* BEGIN *

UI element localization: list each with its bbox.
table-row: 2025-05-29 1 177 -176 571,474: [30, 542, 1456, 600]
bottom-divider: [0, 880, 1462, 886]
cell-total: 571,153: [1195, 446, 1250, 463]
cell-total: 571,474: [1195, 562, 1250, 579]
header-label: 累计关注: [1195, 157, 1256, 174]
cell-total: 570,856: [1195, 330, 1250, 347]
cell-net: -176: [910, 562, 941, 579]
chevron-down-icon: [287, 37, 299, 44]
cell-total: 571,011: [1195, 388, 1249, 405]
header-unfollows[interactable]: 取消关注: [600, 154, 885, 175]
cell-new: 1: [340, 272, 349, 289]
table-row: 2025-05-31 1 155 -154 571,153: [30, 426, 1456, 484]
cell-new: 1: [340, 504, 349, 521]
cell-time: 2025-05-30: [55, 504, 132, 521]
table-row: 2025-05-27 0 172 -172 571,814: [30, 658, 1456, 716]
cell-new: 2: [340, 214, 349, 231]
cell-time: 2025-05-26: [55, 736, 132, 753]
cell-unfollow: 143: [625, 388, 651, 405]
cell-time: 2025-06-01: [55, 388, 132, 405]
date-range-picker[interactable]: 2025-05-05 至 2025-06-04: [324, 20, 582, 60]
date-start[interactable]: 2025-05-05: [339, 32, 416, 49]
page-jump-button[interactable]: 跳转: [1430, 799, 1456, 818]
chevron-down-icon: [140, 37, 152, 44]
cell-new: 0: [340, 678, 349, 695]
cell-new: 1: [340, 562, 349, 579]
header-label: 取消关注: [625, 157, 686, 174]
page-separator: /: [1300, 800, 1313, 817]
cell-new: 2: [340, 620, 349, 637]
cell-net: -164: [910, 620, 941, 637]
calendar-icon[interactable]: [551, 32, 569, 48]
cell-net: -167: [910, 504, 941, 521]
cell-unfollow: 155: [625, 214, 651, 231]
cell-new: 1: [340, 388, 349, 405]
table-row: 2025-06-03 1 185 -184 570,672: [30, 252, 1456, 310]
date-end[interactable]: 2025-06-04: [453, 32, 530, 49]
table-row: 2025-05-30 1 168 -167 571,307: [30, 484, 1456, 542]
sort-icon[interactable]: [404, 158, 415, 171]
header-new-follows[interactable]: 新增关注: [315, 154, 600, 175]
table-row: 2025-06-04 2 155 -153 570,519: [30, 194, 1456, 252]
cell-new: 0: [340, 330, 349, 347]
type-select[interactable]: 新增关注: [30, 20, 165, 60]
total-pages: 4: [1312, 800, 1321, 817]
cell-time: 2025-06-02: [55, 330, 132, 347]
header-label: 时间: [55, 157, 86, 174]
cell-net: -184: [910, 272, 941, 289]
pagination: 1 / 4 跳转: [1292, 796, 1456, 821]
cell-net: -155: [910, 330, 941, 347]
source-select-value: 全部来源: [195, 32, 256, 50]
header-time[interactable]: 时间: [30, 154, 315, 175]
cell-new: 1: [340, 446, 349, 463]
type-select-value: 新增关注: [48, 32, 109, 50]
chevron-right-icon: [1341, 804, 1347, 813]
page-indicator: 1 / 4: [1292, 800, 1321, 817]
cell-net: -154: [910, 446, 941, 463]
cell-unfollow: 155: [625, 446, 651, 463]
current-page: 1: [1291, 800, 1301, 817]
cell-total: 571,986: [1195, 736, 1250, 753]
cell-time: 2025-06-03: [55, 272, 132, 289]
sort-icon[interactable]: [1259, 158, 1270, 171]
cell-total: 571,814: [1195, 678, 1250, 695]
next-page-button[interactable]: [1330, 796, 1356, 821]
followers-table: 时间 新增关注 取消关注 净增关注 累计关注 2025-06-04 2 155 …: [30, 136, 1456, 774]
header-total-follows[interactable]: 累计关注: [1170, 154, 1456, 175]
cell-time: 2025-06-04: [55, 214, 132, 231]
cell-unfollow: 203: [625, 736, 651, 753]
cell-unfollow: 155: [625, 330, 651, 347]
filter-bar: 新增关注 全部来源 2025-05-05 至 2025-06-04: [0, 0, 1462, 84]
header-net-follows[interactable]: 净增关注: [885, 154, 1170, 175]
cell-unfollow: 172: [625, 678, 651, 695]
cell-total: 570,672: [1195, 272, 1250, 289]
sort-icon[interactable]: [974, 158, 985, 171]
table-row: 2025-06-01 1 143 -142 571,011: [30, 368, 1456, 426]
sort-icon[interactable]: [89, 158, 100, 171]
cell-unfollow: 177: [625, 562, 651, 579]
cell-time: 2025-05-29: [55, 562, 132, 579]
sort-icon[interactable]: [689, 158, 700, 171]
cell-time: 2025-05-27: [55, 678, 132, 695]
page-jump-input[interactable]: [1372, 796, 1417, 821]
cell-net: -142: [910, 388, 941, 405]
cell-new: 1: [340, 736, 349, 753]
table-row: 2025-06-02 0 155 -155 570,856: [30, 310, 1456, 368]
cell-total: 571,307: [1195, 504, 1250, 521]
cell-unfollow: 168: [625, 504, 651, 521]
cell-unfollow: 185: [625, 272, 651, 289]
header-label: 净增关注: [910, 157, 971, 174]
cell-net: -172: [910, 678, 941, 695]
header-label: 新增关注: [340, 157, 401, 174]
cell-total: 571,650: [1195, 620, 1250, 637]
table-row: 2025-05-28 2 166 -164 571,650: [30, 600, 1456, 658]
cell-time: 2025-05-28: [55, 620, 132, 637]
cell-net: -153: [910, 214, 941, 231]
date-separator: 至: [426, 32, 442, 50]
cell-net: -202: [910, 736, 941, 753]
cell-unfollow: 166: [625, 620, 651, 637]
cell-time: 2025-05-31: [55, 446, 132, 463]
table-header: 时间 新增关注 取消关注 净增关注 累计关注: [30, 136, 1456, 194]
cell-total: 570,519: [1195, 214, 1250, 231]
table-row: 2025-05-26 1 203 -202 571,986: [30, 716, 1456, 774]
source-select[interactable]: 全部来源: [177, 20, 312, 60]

* END *

=== What the exercise asks ===
Write out every line of the records above as a JSON list of strings, with one string for each line and no blank lines.

=== Written answer ===
[
  "UI element localization: list each with its bbox.",
  "table-row: 2025-05-29 1 177 -176 571,474: [30, 542, 1456, 600]",
  "bottom-divider: [0, 880, 1462, 886]",
  "cell-total: 571,153: [1195, 446, 1250, 463]",
  "cell-total: 571,474: [1195, 562, 1250, 579]",
  "header-label: 累计关注: [1195, 157, 1256, 174]",
  "cell-total: 570,856: [1195, 330, 1250, 347]",
  "cell-net: -176: [910, 562, 941, 579]",
  "chevron-down-icon: [287, 37, 299, 44]",
  "cell-total: 571,011: [1195, 388, 1249, 405]",
  "header-unfollows[interactable]: 取消关注: [600, 154, 885, 175]",
  "cell-new: 1: [340, 272, 349, 289]",
  "table-row: 2025-05-31 1 155 -154 571,153: [30, 426, 1456, 484]",
  "cell-new: 1: [340, 504, 349, 521]",
  "cell-time: 2025-05-30: [55, 504, 132, 521]",
  "table-row: 2025-05-27 0 172 -172 571,814: [30, 658, 1456, 716]",
  "cell-new: 2: [340, 214, 349, 231]",
  "cell-time: 2025-05-26: [55, 736, 132, 753]",
  "cell-unfollow: 143: [625, 388, 651, 405]",
  "cell-time: 2025-06-01: [55, 388, 132, 405]",
  "date-range-picker[interactable]: 2025-05-05 至 2025-06-04: [324, 20, 582, 60]",
  "date-start[interactable]: 2025-05-05: [339, 32, 416, 49]",
  "page-jump-button[interactable]: 跳转: [1430, 799, 1456, 818]",
  "chevron-down-icon: [140, 37, 152, 44]",
  "cell-new: 0: [340, 678, 349, 695]",
  "cell-new: 1: [340, 562, 349, 579]",
  "header-label: 取消关注: [625, 157, 686, 174]",
  "page-separator: /: [1300, 800, 1313, 817]",
  "cell-new: 2: [340, 620, 349, 637]",
  "cell-net: -164: [910, 620, 941, 637]",
  "calendar-icon[interactable]: [551, 32, 569, 48]",
  "cell-net: -167: [910, 504, 941, 521]",
  "cell-unfollow: 155: [625, 214, 651, 231]",
  "cell-new: 1: [340, 388, 349, 405]",
  "table-row: 2025-06-03 1 185 -184 570,672: [30, 252, 1456, 310]",
  "date-end[interactable]: 2025-06-04: [453, 32, 530, 49]",
  "table-row: 2025-05-30 1 168 -167 571,307: [30, 484, 1456, 542]",
  "sort-icon[interactable]: [404, 158, 415, 171]",
  "header-new-follows[interactable]: 新增关注: [315, 154, 600, 175]",
  "table-row: 2025-06-04 2 155 -153 570,519: [30, 194, 1456, 252]",
  "cell-new: 0: [340, 330, 349, 347]",
  "type-select[interactable]: 新增关注: [30, 20, 165, 60]",
  "total-pages: 4: [1312, 800, 1321, 817]",
  "cell-time: 2025-06-02: [55, 330, 132, 347]",
  "header-label: 时间: [55, 157, 86, 174]",
  "cell-net: -184: [910, 272, 941, 289]",
  "pagination: 1 / 4 跳转: [1292, 796, 1456, 821]",
  "cell-net: -155: [910, 330, 941, 347]",
  "source-select-value: 全部来源: [195, 32, 256, 50]",
  "header-time[interactable]: 时间: [30, 154, 315, 175]",
  "cell-new: 1: [340, 446, 349, 463]",
  "type-select-value: 新增关注: [48, 32, 109, 50]",
  "chevron-right-icon: [1341, 804, 1347, 813]",
  "page-indicator: 1 / 4: [1292, 800, 1321, 817]",
  "cell-net: -154: [910, 446, 941, 463]",
  "cell-unfollow: 155: [625, 446, 651, 463]",
  "current-page: 1: [1291, 800, 1301, 817]",
  "cell-total: 571,986: [1195, 736, 1250, 753]",
  "cell-time: 2025-06-03: [55, 272, 132, 289]",
  "sort-icon[interactable]: [1259, 158, 1270, 171]",
  "cell-total: 571,814: [1195, 678, 1250, 695]",
  "next-page-button[interactable]: [1330, 796, 1356, 821]",
  "followers-table: 时间 新增关注 取消关注 净增关注 累计关注 2025-06-04 2 155 …: [30, 136, 1456, 774]",
  "header-total-follows[interactable]: 累计关注: [1170, 154, 1456, 175]",
  "cell-time: 2025-06-04: [55, 214, 132, 231]",
  "cell-unfollow: 203: [625, 736, 651, 753]",
  "cell-unfollow: 155: [625, 330, 651, 347]",
  "filter-bar: 新增关注 全部来源 2025-05-05 至 2025-06-04: [0, 0, 1462, 84]",
  "header-net-follows[interactable]: 净增关注: [885, 154, 1170, 175]",
  "cell-unfollow: 172: [625, 678, 651, 695]",
  "cell-total: 570,672: [1195, 272, 1250, 289]",
  "sort-icon[interactable]: [974, 158, 985, 171]",
  "table-row: 2025-06-01 1 143 -142 571,011: [30, 368, 1456, 426]",
  "sort-icon[interactable]: [89, 158, 100, 171]",
  "cell-unfollow: 177: [625, 562, 651, 579]",
  "cell-time: 2025-05-29: [55, 562, 132, 579]",
  "sort-icon[interactable]: [689, 158, 700, 171]",
  "cell-time: 2025-05-27: [55, 678, 132, 695]",
  "page-jump-input[interactable]: [1372, 796, 1417, 821]",
  "cell-net: -142: [910, 388, 941, 405]",
  "cell-new: 1: [340, 736, 349, 753]",
  "table-row: 2025-06-02 0 155 -155 570,856: [30, 310, 1456, 368]",
  "cell-total: 571,307: [1195, 504, 1250, 521]",
  "cell-unfollow: 168: [625, 504, 651, 521]",
  "cell-unfollow: 185: [625, 272, 651, 289]",
  "header-label: 净增关注: [910, 157, 971, 174]",
  "cell-net: -172: [910, 678, 941, 695]",
  "header-label: 新增关注: [340, 157, 401, 174]",
  "cell-total: 571,650: [1195, 620, 1250, 637]",
  "table-row: 2025-05-28 2 166 -164 571,650: [30, 600, 1456, 658]",
  "cell-time: 2025-05-28: [55, 620, 132, 637]",
  "cell-net: -153: [910, 214, 941, 231]",
  "date-separator: 至: [426, 32, 442, 50]",
  "cell-net: -202: [910, 736, 941, 753]",
  "cell-unfollow: 166: [625, 620, 651, 637]",
  "cell-time: 2025-05-31: [55, 446, 132, 463]",
  "table-header: 时间 新增关注 取消关注 净增关注 累计关注: [30, 136, 1456, 194]",
  "cell-total: 570,519: [1195, 214, 1250, 231]",
  "table-row: 2025-05-26 1 203 -202 571,986: [30, 716, 1456, 774]",
  "source-select[interactable]: 全部来源: [177, 20, 312, 60]"
]